Figure record extracts

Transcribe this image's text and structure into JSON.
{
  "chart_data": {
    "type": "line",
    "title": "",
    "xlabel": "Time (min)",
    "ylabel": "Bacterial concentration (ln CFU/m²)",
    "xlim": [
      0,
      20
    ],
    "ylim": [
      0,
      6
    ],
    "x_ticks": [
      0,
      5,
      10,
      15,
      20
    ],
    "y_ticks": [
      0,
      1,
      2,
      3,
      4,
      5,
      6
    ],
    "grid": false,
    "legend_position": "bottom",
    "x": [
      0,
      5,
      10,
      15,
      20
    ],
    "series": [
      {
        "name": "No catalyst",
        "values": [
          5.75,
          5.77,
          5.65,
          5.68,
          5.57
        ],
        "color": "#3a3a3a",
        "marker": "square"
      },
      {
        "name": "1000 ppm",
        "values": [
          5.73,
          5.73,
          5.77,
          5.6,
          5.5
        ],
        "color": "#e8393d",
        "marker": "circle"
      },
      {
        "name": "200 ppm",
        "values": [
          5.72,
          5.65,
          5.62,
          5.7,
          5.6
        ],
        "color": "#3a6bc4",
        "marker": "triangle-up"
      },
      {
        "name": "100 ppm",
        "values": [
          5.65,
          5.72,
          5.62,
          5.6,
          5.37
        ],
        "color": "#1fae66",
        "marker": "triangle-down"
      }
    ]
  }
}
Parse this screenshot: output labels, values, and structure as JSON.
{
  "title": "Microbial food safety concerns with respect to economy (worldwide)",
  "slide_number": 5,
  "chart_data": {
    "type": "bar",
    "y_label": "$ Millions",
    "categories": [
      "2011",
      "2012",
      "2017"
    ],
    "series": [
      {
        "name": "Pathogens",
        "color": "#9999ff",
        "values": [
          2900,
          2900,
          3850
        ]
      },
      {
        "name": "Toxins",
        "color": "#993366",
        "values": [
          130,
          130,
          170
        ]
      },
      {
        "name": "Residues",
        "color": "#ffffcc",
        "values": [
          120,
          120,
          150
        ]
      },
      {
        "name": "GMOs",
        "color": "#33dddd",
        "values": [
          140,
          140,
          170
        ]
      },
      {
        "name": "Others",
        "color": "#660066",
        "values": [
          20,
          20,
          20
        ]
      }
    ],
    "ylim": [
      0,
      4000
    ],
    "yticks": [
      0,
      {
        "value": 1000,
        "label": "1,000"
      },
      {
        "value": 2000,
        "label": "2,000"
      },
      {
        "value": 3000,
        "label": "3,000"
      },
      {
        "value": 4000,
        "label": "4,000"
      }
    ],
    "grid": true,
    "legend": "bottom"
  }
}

Requirement:
Give back each entry above precisely as it was written.

Result for this exercise:
Transcribe this image's text and structure into JSON.
{
  "chart_data": {
    "type": "line",
    "title": "",
    "xlabel": "Time (min)",
    "ylabel": "Bacterial concentration (ln CFU/m²)",
    "xlim": [
      0,
      20
    ],
    "ylim": [
      0,
      6
    ],
    "x_ticks": [
      0,
      5,
      10,
      15,
      20
    ],
    "y_ticks": [
      0,
      1,
      2,
      3,
      4,
      5,
      6
    ],
    "grid": false,
    "legend_position": "bottom",
    "x": [
      0,
      5,
      10,
      15,
      20
    ],
    "series": [
      {
        "name": "No catalyst",
        "values": [
          5.75,
          5.77,
          5.65,
          5.68,
          5.57
        ],
        "color": "#3a3a3a",
        "marker": "square"
      },
      {
        "name": "1000 ppm",
        "values": [
          5.73,
          5.73,
          5.77,
          5.6,
          5.5
        ],
        "color": "#e8393d",
        "marker": "circle"
      },
      {
        "name": "200 ppm",
        "values": [
          5.72,
          5.65,
          5.62,
          5.7,
          5.6
        ],
        "color": "#3a6bc4",
        "marker": "triangle-up"
      },
      {
        "name": "100 ppm",
        "values": [
          5.65,
          5.72,
          5.62,
          5.6,
          5.37
        ],
        "color": "#1fae66",
        "marker": "triangle-down"
      }
    ]
  }
}
Parse this screenshot: output labels, values, and structure as JSON.
{
  "title": "Microbial food safety concerns with respect to economy (worldwide)",
  "slide_number": 5,
  "chart_data": {
    "type": "bar",
    "y_label": "$ Millions",
    "categories": [
      "2011",
      "2012",
      "2017"
    ],
    "series": [
      {
        "name": "Pathogens",
        "color": "#9999ff",
        "values": [
          2900,
          2900,
          3850
        ]
      },
      {
        "name": "Toxins",
        "color": "#993366",
        "values": [
          130,
          130,
          170
        ]
      },
      {
        "name": "Residues",
        "color": "#ffffcc",
        "values": [
          120,
          120,
          150
        ]
      },
      {
        "name": "GMOs",
        "color": "#33dddd",
        "values": [
          140,
          140,
          170
        ]
      },
      {
        "name": "Others",
        "color": "#660066",
        "values": [
          20,
          20,
          20
        ]
      }
    ],
    "ylim": [
      0,
      4000
    ],
    "yticks": [
      0,
      {
        "value": 1000,
        "label": "1,000"
      },
      {
        "value": 2000,
        "label": "2,000"
      },
      {
        "value": 3000,
        "label": "3,000"
      },
      {
        "value": 4000,
        "label": "4,000"
      }
    ],
    "grid": true,
    "legend": "bottom"
  }
}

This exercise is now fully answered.